> _YOUR GOAL_: In the data below, substitute "x-axis-label" for every occurrence of "x-tick-label". Copy all other lines and text unchanged.

== EXERCISE MATERIAL

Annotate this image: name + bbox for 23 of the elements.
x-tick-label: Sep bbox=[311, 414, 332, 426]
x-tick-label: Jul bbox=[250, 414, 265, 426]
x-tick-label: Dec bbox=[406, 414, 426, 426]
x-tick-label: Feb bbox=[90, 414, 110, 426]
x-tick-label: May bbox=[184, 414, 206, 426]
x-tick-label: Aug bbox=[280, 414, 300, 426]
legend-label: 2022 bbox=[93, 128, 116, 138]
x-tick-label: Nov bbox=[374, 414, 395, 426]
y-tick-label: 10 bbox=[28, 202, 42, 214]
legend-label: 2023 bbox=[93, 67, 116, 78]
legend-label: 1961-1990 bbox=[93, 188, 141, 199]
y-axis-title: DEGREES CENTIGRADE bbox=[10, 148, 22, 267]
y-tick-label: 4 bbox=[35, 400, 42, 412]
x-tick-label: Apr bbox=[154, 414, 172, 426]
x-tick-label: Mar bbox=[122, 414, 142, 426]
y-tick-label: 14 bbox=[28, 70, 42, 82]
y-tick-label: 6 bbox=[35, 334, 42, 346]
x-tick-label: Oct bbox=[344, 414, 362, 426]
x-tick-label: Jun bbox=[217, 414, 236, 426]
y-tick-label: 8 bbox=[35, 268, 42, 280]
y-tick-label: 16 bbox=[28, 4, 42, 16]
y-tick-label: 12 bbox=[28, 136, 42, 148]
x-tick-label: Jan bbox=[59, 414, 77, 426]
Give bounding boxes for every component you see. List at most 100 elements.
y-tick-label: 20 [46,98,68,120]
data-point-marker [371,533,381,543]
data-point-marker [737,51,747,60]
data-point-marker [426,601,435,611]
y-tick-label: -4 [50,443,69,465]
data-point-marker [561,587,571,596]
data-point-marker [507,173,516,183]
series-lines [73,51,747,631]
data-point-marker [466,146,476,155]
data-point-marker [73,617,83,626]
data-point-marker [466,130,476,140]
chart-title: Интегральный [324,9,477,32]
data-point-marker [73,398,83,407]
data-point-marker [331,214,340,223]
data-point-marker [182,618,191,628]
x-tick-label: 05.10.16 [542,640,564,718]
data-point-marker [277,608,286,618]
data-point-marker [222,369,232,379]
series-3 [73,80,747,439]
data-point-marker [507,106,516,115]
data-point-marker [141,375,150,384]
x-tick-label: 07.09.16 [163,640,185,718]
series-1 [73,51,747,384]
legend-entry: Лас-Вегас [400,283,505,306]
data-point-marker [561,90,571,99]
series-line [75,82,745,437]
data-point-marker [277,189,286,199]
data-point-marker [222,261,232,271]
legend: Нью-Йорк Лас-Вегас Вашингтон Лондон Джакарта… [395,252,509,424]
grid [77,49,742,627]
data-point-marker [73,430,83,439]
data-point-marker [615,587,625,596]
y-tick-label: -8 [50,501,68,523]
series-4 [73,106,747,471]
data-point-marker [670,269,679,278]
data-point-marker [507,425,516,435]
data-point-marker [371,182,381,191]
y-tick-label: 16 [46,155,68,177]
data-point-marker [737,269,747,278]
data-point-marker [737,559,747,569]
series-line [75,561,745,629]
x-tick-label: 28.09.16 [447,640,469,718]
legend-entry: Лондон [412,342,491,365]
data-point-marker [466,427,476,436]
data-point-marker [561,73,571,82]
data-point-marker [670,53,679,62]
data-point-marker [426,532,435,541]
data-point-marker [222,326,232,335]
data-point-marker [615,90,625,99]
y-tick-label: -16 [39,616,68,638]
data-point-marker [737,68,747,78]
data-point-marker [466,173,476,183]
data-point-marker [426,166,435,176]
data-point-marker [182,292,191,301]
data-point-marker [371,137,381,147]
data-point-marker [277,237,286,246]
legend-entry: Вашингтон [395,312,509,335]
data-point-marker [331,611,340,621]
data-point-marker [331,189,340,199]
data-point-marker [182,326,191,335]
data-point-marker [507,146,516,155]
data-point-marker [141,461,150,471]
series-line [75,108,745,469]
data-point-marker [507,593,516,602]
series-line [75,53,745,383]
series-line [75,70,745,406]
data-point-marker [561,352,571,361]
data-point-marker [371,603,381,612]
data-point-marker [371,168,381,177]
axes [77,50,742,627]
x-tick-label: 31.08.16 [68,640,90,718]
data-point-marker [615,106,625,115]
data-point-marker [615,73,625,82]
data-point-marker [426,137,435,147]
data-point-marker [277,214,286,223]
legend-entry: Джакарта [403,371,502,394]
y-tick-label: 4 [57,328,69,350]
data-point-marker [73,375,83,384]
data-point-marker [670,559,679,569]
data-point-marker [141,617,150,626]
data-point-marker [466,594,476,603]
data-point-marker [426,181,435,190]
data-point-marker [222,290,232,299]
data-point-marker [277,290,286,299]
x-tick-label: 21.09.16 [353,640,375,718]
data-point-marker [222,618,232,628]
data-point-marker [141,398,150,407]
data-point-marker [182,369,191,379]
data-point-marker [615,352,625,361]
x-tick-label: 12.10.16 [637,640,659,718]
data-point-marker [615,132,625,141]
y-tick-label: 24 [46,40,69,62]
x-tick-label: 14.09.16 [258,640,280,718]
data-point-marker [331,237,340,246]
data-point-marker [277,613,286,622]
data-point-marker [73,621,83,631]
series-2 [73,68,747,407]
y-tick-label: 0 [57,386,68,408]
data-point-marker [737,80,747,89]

====

> _EXERCISE RESULT_:
Annotate this image: name + bbox for 23 of the elements.
x-axis-label: Sep bbox=[311, 414, 332, 426]
x-axis-label: Jul bbox=[250, 414, 265, 426]
x-axis-label: Dec bbox=[406, 414, 426, 426]
x-axis-label: Feb bbox=[90, 414, 110, 426]
x-axis-label: May bbox=[184, 414, 206, 426]
x-axis-label: Aug bbox=[280, 414, 300, 426]
legend-label: 2022 bbox=[93, 128, 116, 138]
x-axis-label: Nov bbox=[374, 414, 395, 426]
y-tick-label: 10 bbox=[28, 202, 42, 214]
legend-label: 2023 bbox=[93, 67, 116, 78]
legend-label: 1961-1990 bbox=[93, 188, 141, 199]
y-axis-title: DEGREES CENTIGRADE bbox=[10, 148, 22, 267]
y-tick-label: 4 bbox=[35, 400, 42, 412]
x-axis-label: Apr bbox=[154, 414, 172, 426]
x-axis-label: Mar bbox=[122, 414, 142, 426]
y-tick-label: 14 bbox=[28, 70, 42, 82]
y-tick-label: 6 bbox=[35, 334, 42, 346]
x-axis-label: Oct bbox=[344, 414, 362, 426]
x-axis-label: Jun bbox=[217, 414, 236, 426]
y-tick-label: 8 bbox=[35, 268, 42, 280]
y-tick-label: 16 bbox=[28, 4, 42, 16]
y-tick-label: 12 bbox=[28, 136, 42, 148]
x-axis-label: Jan bbox=[59, 414, 77, 426]
Give bounding boxes for every component you see. List at most 100 elements.
y-tick-label: 20 [46,98,68,120]
data-point-marker [371,533,381,543]
data-point-marker [737,51,747,60]
data-point-marker [426,601,435,611]
y-tick-label: -4 [50,443,69,465]
data-point-marker [561,587,571,596]
data-point-marker [507,173,516,183]
series-lines [73,51,747,631]
data-point-marker [466,146,476,155]
data-point-marker [73,617,83,626]
data-point-marker [466,130,476,140]
chart-title: Интегральный [324,9,477,32]
data-point-marker [73,398,83,407]
data-point-marker [331,214,340,223]
data-point-marker [182,618,191,628]
x-axis-label: 05.10.16 [542,640,564,718]
data-point-marker [277,608,286,618]
data-point-marker [222,369,232,379]
series-3 [73,80,747,439]
data-point-marker [507,106,516,115]
data-point-marker [141,375,150,384]
x-axis-label: 07.09.16 [163,640,185,718]
series-1 [73,51,747,384]
legend-entry: Лас-Вегас [400,283,505,306]
data-point-marker [561,90,571,99]
series-line [75,82,745,437]
data-point-marker [277,189,286,199]
data-point-marker [222,261,232,271]
legend: Нью-Йорк Лас-Вегас Вашингтон Лондон Джакарта… [395,252,509,424]
grid [77,49,742,627]
data-point-marker [73,430,83,439]
data-point-marker [615,587,625,596]
y-tick-label: -8 [50,501,68,523]
series-4 [73,106,747,471]
data-point-marker [670,269,679,278]
data-point-marker [507,425,516,435]
data-point-marker [371,182,381,191]
y-tick-label: 16 [46,155,68,177]
data-point-marker [737,269,747,278]
data-point-marker [737,559,747,569]
series-line [75,561,745,629]
x-axis-label: 28.09.16 [447,640,469,718]
legend-entry: Лондон [412,342,491,365]
data-point-marker [466,427,476,436]
data-point-marker [561,73,571,82]
data-point-marker [670,53,679,62]
data-point-marker [426,532,435,541]
data-point-marker [222,326,232,335]
data-point-marker [615,90,625,99]
y-tick-label: -16 [39,616,68,638]
data-point-marker [737,68,747,78]
data-point-marker [466,173,476,183]
data-point-marker [426,166,435,176]
data-point-marker [182,292,191,301]
data-point-marker [371,137,381,147]
data-point-marker [277,237,286,246]
legend-entry: Вашингтон [395,312,509,335]
data-point-marker [331,611,340,621]
data-point-marker [331,189,340,199]
data-point-marker [182,326,191,335]
data-point-marker [507,146,516,155]
data-point-marker [141,461,150,471]
series-line [75,108,745,469]
data-point-marker [507,593,516,602]
series-line [75,53,745,383]
series-line [75,70,745,406]
data-point-marker [561,352,571,361]
data-point-marker [371,603,381,612]
data-point-marker [371,168,381,177]
axes [77,50,742,627]
x-axis-label: 31.08.16 [68,640,90,718]
data-point-marker [615,106,625,115]
data-point-marker [615,73,625,82]
data-point-marker [426,137,435,147]
data-point-marker [277,214,286,223]
legend-entry: Джакарта [403,371,502,394]
y-tick-label: 4 [57,328,69,350]
data-point-marker [73,375,83,384]
data-point-marker [670,559,679,569]
data-point-marker [141,617,150,626]
data-point-marker [466,594,476,603]
data-point-marker [426,181,435,190]
data-point-marker [222,290,232,299]
data-point-marker [277,290,286,299]
x-axis-label: 21.09.16 [353,640,375,718]
data-point-marker [222,618,232,628]
data-point-marker [141,398,150,407]
data-point-marker [182,369,191,379]
data-point-marker [615,352,625,361]
x-axis-label: 12.10.16 [637,640,659,718]
data-point-marker [615,132,625,141]
y-tick-label: 24 [46,40,69,62]
x-axis-label: 14.09.16 [258,640,280,718]
data-point-marker [331,237,340,246]
data-point-marker [277,613,286,622]
data-point-marker [73,621,83,631]
series-2 [73,68,747,407]
y-tick-label: 0 [57,386,68,408]
data-point-marker [737,80,747,89]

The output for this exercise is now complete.